What you have to do » Word for word, copy all the data and drop the pictures.

Dataset records:

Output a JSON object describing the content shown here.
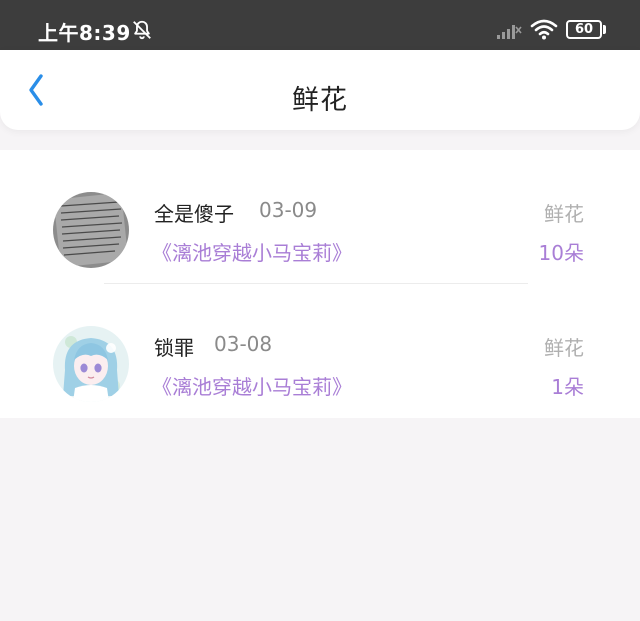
{
  "status_bar": {
    "time": "上午8:39",
    "battery": "60"
  },
  "header": {
    "title": "鲜花"
  },
  "items": [
    {
      "user": "全是傻子",
      "date": "03-09",
      "book": "《漓池穿越小马宝莉》",
      "gift": "鲜花",
      "count": "10朵"
    },
    {
      "user": "锁罪",
      "date": "03-08",
      "book": "《漓池穿越小马宝莉》",
      "gift": "鲜花",
      "count": "1朵"
    }
  ],
  "icons": {
    "back": "chevron-left-icon",
    "bell": "bell-off-icon",
    "signal": "signal-icon",
    "wifi": "wifi-icon"
  },
  "colors": {
    "accent_purple": "#a97ed6",
    "back_blue": "#2a8ee8",
    "status_bar": "#3d3d3d"
  }
}
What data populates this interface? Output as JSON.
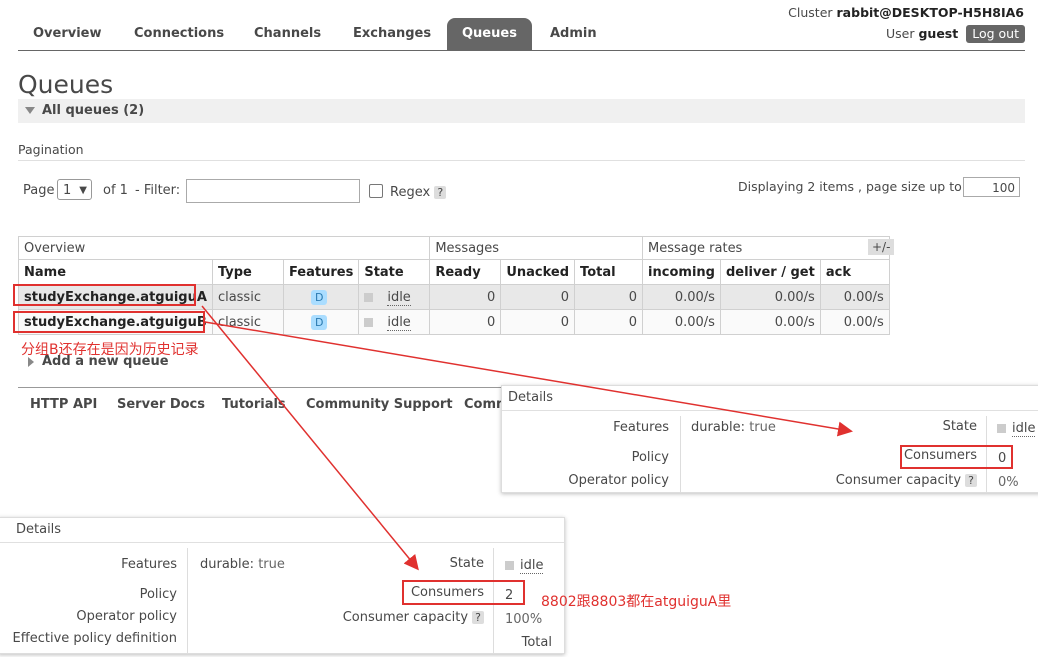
{
  "header": {
    "cluster_label": "Cluster",
    "cluster_name": "rabbit@DESKTOP-H5H8IA6",
    "user_label": "User",
    "user_name": "guest",
    "logout_label": "Log out"
  },
  "nav": {
    "tabs": [
      {
        "label": "Overview"
      },
      {
        "label": "Connections"
      },
      {
        "label": "Channels"
      },
      {
        "label": "Exchanges"
      },
      {
        "label": "Queues",
        "active": true
      },
      {
        "label": "Admin"
      }
    ]
  },
  "page": {
    "title": "Queues",
    "section_title": "All queues (2)"
  },
  "pagination": {
    "section_label": "Pagination",
    "page_label": "Page",
    "page_value": "1",
    "of_label": "of 1",
    "filter_label": "- Filter:",
    "filter_value": "",
    "regex_label": "Regex",
    "help_label": "?",
    "displaying_text": "Displaying 2 items , page size up to:",
    "page_size": "100"
  },
  "table": {
    "group_headers": [
      "Overview",
      "Messages",
      "Message rates"
    ],
    "toggle_label": "+/-",
    "columns": [
      "Name",
      "Type",
      "Features",
      "State",
      "Ready",
      "Unacked",
      "Total",
      "incoming",
      "deliver / get",
      "ack"
    ],
    "rows": [
      {
        "name": "studyExchange.atguiguA",
        "type": "classic",
        "features": "D",
        "state": "idle",
        "ready": "0",
        "unacked": "0",
        "total": "0",
        "incoming": "0.00/s",
        "deliver_get": "0.00/s",
        "ack": "0.00/s"
      },
      {
        "name": "studyExchange.atguiguB",
        "type": "classic",
        "features": "D",
        "state": "idle",
        "ready": "0",
        "unacked": "0",
        "total": "0",
        "incoming": "0.00/s",
        "deliver_get": "0.00/s",
        "ack": "0.00/s"
      }
    ]
  },
  "annotations": {
    "note_b": "分组B还存在是因为历史记录",
    "note_a": "8802跟8803都在atguiguA里",
    "color": "#e0312f"
  },
  "add_queue_label": "Add a new queue",
  "footer": {
    "links": [
      "HTTP API",
      "Server Docs",
      "Tutorials",
      "Community Support",
      "Comm"
    ]
  },
  "details_b": {
    "heading": "Details",
    "features_label": "Features",
    "features_key": "durable:",
    "features_value": "true",
    "policy_label": "Policy",
    "operator_policy_label": "Operator policy",
    "state_label": "State",
    "state_value": "idle",
    "consumers_label": "Consumers",
    "consumers_value": "0",
    "consumer_capacity_label": "Consumer capacity",
    "help_label": "?",
    "consumer_capacity_value": "0%"
  },
  "details_a": {
    "heading": "Details",
    "features_label": "Features",
    "features_key": "durable:",
    "features_value": "true",
    "policy_label": "Policy",
    "operator_policy_label": "Operator policy",
    "effective_policy_label": "Effective policy definition",
    "state_label": "State",
    "state_value": "idle",
    "consumers_label": "Consumers",
    "consumers_value": "2",
    "consumer_capacity_label": "Consumer capacity",
    "help_label": "?",
    "consumer_capacity_value": "100%",
    "total_label": "Total"
  }
}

Solution for this problem »
Output a JSON object describing the content shown here.
{
  "status_bar": {
    "time": "上午8:39",
    "battery": "60"
  },
  "header": {
    "title": "鲜花"
  },
  "items": [
    {
      "user": "全是傻子",
      "date": "03-09",
      "book": "《漓池穿越小马宝莉》",
      "gift": "鲜花",
      "count": "10朵"
    },
    {
      "user": "锁罪",
      "date": "03-08",
      "book": "《漓池穿越小马宝莉》",
      "gift": "鲜花",
      "count": "1朵"
    }
  ],
  "icons": {
    "back": "chevron-left-icon",
    "bell": "bell-off-icon",
    "signal": "signal-icon",
    "wifi": "wifi-icon"
  },
  "colors": {
    "accent_purple": "#a97ed6",
    "back_blue": "#2a8ee8",
    "status_bar": "#3d3d3d"
  }
}
What data populates this interface? Output as JSON.
{
  "header": {
    "cluster_label": "Cluster",
    "cluster_name": "rabbit@DESKTOP-H5H8IA6",
    "user_label": "User",
    "user_name": "guest",
    "logout_label": "Log out"
  },
  "nav": {
    "tabs": [
      {
        "label": "Overview"
      },
      {
        "label": "Connections"
      },
      {
        "label": "Channels"
      },
      {
        "label": "Exchanges"
      },
      {
        "label": "Queues",
        "active": true
      },
      {
        "label": "Admin"
      }
    ]
  },
  "page": {
    "title": "Queues",
    "section_title": "All queues (2)"
  },
  "pagination": {
    "section_label": "Pagination",
    "page_label": "Page",
    "page_value": "1",
    "of_label": "of 1",
    "filter_label": "- Filter:",
    "filter_value": "",
    "regex_label": "Regex",
    "help_label": "?",
    "displaying_text": "Displaying 2 items , page size up to:",
    "page_size": "100"
  },
  "table": {
    "group_headers": [
      "Overview",
      "Messages",
      "Message rates"
    ],
    "toggle_label": "+/-",
    "columns": [
      "Name",
      "Type",
      "Features",
      "State",
      "Ready",
      "Unacked",
      "Total",
      "incoming",
      "deliver / get",
      "ack"
    ],
    "rows": [
      {
        "name": "studyExchange.atguiguA",
        "type": "classic",
        "features": "D",
        "state": "idle",
        "ready": "0",
        "unacked": "0",
        "total": "0",
        "incoming": "0.00/s",
        "deliver_get": "0.00/s",
        "ack": "0.00/s"
      },
      {
        "name": "studyExchange.atguiguB",
        "type": "classic",
        "features": "D",
        "state": "idle",
        "ready": "0",
        "unacked": "0",
        "total": "0",
        "incoming": "0.00/s",
        "deliver_get": "0.00/s",
        "ack": "0.00/s"
      }
    ]
  },
  "annotations": {
    "note_b": "分组B还存在是因为历史记录",
    "note_a": "8802跟8803都在atguiguA里",
    "color": "#e0312f"
  },
  "add_queue_label": "Add a new queue",
  "footer": {
    "links": [
      "HTTP API",
      "Server Docs",
      "Tutorials",
      "Community Support",
      "Comm"
    ]
  },
  "details_b": {
    "heading": "Details",
    "features_label": "Features",
    "features_key": "durable:",
    "features_value": "true",
    "policy_label": "Policy",
    "operator_policy_label": "Operator policy",
    "state_label": "State",
    "state_value": "idle",
    "consumers_label": "Consumers",
    "consumers_value": "0",
    "consumer_capacity_label": "Consumer capacity",
    "help_label": "?",
    "consumer_capacity_value": "0%"
  },
  "details_a": {
    "heading": "Details",
    "features_label": "Features",
    "features_key": "durable:",
    "features_value": "true",
    "policy_label": "Policy",
    "operator_policy_label": "Operator policy",
    "effective_policy_label": "Effective policy definition",
    "state_label": "State",
    "state_value": "idle",
    "consumers_label": "Consumers",
    "consumers_value": "2",
    "consumer_capacity_label": "Consumer capacity",
    "help_label": "?",
    "consumer_capacity_value": "100%",
    "total_label": "Total"
  }
}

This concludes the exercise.